--- start Provided data ---

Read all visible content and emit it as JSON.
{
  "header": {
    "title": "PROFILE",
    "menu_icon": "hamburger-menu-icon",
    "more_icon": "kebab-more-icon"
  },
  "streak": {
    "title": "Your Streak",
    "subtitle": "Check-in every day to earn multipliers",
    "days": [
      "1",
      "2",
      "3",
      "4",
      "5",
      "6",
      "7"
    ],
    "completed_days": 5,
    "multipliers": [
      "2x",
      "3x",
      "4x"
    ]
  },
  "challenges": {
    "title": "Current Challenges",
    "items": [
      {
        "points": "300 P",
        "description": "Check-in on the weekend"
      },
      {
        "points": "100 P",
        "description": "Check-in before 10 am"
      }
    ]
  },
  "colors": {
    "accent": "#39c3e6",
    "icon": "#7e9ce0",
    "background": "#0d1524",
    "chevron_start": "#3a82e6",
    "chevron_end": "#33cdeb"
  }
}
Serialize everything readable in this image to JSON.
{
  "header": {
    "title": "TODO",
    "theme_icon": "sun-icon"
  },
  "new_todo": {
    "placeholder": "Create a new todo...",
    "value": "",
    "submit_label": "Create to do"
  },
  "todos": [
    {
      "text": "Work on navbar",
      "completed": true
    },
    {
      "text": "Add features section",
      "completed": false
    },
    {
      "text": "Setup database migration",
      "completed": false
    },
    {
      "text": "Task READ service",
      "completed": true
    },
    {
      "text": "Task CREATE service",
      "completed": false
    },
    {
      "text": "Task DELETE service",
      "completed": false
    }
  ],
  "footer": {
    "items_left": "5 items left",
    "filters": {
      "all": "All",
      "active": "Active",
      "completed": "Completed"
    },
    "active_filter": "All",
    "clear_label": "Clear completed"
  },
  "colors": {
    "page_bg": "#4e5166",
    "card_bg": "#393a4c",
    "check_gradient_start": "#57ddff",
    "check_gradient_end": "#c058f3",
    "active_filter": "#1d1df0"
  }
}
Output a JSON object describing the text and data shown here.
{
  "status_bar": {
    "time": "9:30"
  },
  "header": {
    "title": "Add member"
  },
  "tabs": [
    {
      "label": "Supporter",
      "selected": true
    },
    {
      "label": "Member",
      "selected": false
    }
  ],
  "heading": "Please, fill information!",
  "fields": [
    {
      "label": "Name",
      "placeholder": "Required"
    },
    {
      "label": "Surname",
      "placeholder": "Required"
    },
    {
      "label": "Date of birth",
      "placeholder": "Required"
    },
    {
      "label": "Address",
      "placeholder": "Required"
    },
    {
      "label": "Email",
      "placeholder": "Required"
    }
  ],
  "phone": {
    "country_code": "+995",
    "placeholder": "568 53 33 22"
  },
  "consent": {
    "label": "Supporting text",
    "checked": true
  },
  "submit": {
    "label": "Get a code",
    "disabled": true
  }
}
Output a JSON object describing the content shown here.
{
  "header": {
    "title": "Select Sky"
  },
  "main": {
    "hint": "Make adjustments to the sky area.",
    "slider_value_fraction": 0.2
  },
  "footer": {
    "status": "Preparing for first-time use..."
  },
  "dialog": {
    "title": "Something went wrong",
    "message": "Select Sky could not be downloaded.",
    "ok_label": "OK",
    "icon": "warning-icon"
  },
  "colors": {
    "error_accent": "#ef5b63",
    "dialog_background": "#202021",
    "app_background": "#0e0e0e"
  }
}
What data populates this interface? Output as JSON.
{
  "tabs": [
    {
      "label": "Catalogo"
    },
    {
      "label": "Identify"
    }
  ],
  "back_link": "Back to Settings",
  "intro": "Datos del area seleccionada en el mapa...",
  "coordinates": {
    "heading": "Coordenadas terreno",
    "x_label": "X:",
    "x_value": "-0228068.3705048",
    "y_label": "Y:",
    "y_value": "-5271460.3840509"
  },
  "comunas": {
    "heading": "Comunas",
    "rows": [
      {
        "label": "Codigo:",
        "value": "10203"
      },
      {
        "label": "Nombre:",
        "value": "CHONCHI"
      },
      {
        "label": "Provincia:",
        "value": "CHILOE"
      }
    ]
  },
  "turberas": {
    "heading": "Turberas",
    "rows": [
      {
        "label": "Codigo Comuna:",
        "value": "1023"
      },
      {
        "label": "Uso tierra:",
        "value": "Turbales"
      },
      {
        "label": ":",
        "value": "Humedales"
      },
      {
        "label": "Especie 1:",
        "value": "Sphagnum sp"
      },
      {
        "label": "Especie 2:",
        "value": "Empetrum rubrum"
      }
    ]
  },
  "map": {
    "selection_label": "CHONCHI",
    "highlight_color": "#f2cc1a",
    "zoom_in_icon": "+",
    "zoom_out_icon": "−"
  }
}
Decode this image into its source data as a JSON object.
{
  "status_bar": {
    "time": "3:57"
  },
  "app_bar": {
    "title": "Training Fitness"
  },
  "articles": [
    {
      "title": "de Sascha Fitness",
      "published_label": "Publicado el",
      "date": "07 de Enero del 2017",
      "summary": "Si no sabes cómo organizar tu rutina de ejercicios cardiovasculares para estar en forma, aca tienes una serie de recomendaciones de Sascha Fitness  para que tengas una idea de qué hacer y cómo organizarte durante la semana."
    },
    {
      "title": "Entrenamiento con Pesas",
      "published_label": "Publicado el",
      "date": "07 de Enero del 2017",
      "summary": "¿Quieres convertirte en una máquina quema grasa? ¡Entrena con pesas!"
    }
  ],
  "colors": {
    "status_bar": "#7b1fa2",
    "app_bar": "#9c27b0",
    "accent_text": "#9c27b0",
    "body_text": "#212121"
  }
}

--- end Provided data ---

### Aim of the exercise:
Repeat every record, exactly as written.

### Exercise output:
Read all visible content and emit it as JSON.
{
  "header": {
    "title": "PROFILE",
    "menu_icon": "hamburger-menu-icon",
    "more_icon": "kebab-more-icon"
  },
  "streak": {
    "title": "Your Streak",
    "subtitle": "Check-in every day to earn multipliers",
    "days": [
      "1",
      "2",
      "3",
      "4",
      "5",
      "6",
      "7"
    ],
    "completed_days": 5,
    "multipliers": [
      "2x",
      "3x",
      "4x"
    ]
  },
  "challenges": {
    "title": "Current Challenges",
    "items": [
      {
        "points": "300 P",
        "description": "Check-in on the weekend"
      },
      {
        "points": "100 P",
        "description": "Check-in before 10 am"
      }
    ]
  },
  "colors": {
    "accent": "#39c3e6",
    "icon": "#7e9ce0",
    "background": "#0d1524",
    "chevron_start": "#3a82e6",
    "chevron_end": "#33cdeb"
  }
}
Serialize everything readable in this image to JSON.
{
  "header": {
    "title": "TODO",
    "theme_icon": "sun-icon"
  },
  "new_todo": {
    "placeholder": "Create a new todo...",
    "value": "",
    "submit_label": "Create to do"
  },
  "todos": [
    {
      "text": "Work on navbar",
      "completed": true
    },
    {
      "text": "Add features section",
      "completed": false
    },
    {
      "text": "Setup database migration",
      "completed": false
    },
    {
      "text": "Task READ service",
      "completed": true
    },
    {
      "text": "Task CREATE service",
      "completed": false
    },
    {
      "text": "Task DELETE service",
      "completed": false
    }
  ],
  "footer": {
    "items_left": "5 items left",
    "filters": {
      "all": "All",
      "active": "Active",
      "completed": "Completed"
    },
    "active_filter": "All",
    "clear_label": "Clear completed"
  },
  "colors": {
    "page_bg": "#4e5166",
    "card_bg": "#393a4c",
    "check_gradient_start": "#57ddff",
    "check_gradient_end": "#c058f3",
    "active_filter": "#1d1df0"
  }
}
Output a JSON object describing the text and data shown here.
{
  "status_bar": {
    "time": "9:30"
  },
  "header": {
    "title": "Add member"
  },
  "tabs": [
    {
      "label": "Supporter",
      "selected": true
    },
    {
      "label": "Member",
      "selected": false
    }
  ],
  "heading": "Please, fill information!",
  "fields": [
    {
      "label": "Name",
      "placeholder": "Required"
    },
    {
      "label": "Surname",
      "placeholder": "Required"
    },
    {
      "label": "Date of birth",
      "placeholder": "Required"
    },
    {
      "label": "Address",
      "placeholder": "Required"
    },
    {
      "label": "Email",
      "placeholder": "Required"
    }
  ],
  "phone": {
    "country_code": "+995",
    "placeholder": "568 53 33 22"
  },
  "consent": {
    "label": "Supporting text",
    "checked": true
  },
  "submit": {
    "label": "Get a code",
    "disabled": true
  }
}
Output a JSON object describing the content shown here.
{
  "header": {
    "title": "Select Sky"
  },
  "main": {
    "hint": "Make adjustments to the sky area.",
    "slider_value_fraction": 0.2
  },
  "footer": {
    "status": "Preparing for first-time use..."
  },
  "dialog": {
    "title": "Something went wrong",
    "message": "Select Sky could not be downloaded.",
    "ok_label": "OK",
    "icon": "warning-icon"
  },
  "colors": {
    "error_accent": "#ef5b63",
    "dialog_background": "#202021",
    "app_background": "#0e0e0e"
  }
}
What data populates this interface? Output as JSON.
{
  "tabs": [
    {
      "label": "Catalogo"
    },
    {
      "label": "Identify"
    }
  ],
  "back_link": "Back to Settings",
  "intro": "Datos del area seleccionada en el mapa...",
  "coordinates": {
    "heading": "Coordenadas terreno",
    "x_label": "X:",
    "x_value": "-0228068.3705048",
    "y_label": "Y:",
    "y_value": "-5271460.3840509"
  },
  "comunas": {
    "heading": "Comunas",
    "rows": [
      {
        "label": "Codigo:",
        "value": "10203"
      },
      {
        "label": "Nombre:",
        "value": "CHONCHI"
      },
      {
        "label": "Provincia:",
        "value": "CHILOE"
      }
    ]
  },
  "turberas": {
    "heading": "Turberas",
    "rows": [
      {
        "label": "Codigo Comuna:",
        "value": "1023"
      },
      {
        "label": "Uso tierra:",
        "value": "Turbales"
      },
      {
        "label": ":",
        "value": "Humedales"
      },
      {
        "label": "Especie 1:",
        "value": "Sphagnum sp"
      },
      {
        "label": "Especie 2:",
        "value": "Empetrum rubrum"
      }
    ]
  },
  "map": {
    "selection_label": "CHONCHI",
    "highlight_color": "#f2cc1a",
    "zoom_in_icon": "+",
    "zoom_out_icon": "−"
  }
}
Decode this image into its source data as a JSON object.
{
  "status_bar": {
    "time": "3:57"
  },
  "app_bar": {
    "title": "Training Fitness"
  },
  "articles": [
    {
      "title": "de Sascha Fitness",
      "published_label": "Publicado el",
      "date": "07 de Enero del 2017",
      "summary": "Si no sabes cómo organizar tu rutina de ejercicios cardiovasculares para estar en forma, aca tienes una serie de recomendaciones de Sascha Fitness  para que tengas una idea de qué hacer y cómo organizarte durante la semana."
    },
    {
      "title": "Entrenamiento con Pesas",
      "published_label": "Publicado el",
      "date": "07 de Enero del 2017",
      "summary": "¿Quieres convertirte en una máquina quema grasa? ¡Entrena con pesas!"
    }
  ],
  "colors": {
    "status_bar": "#7b1fa2",
    "app_bar": "#9c27b0",
    "accent_text": "#9c27b0",
    "body_text": "#212121"
  }
}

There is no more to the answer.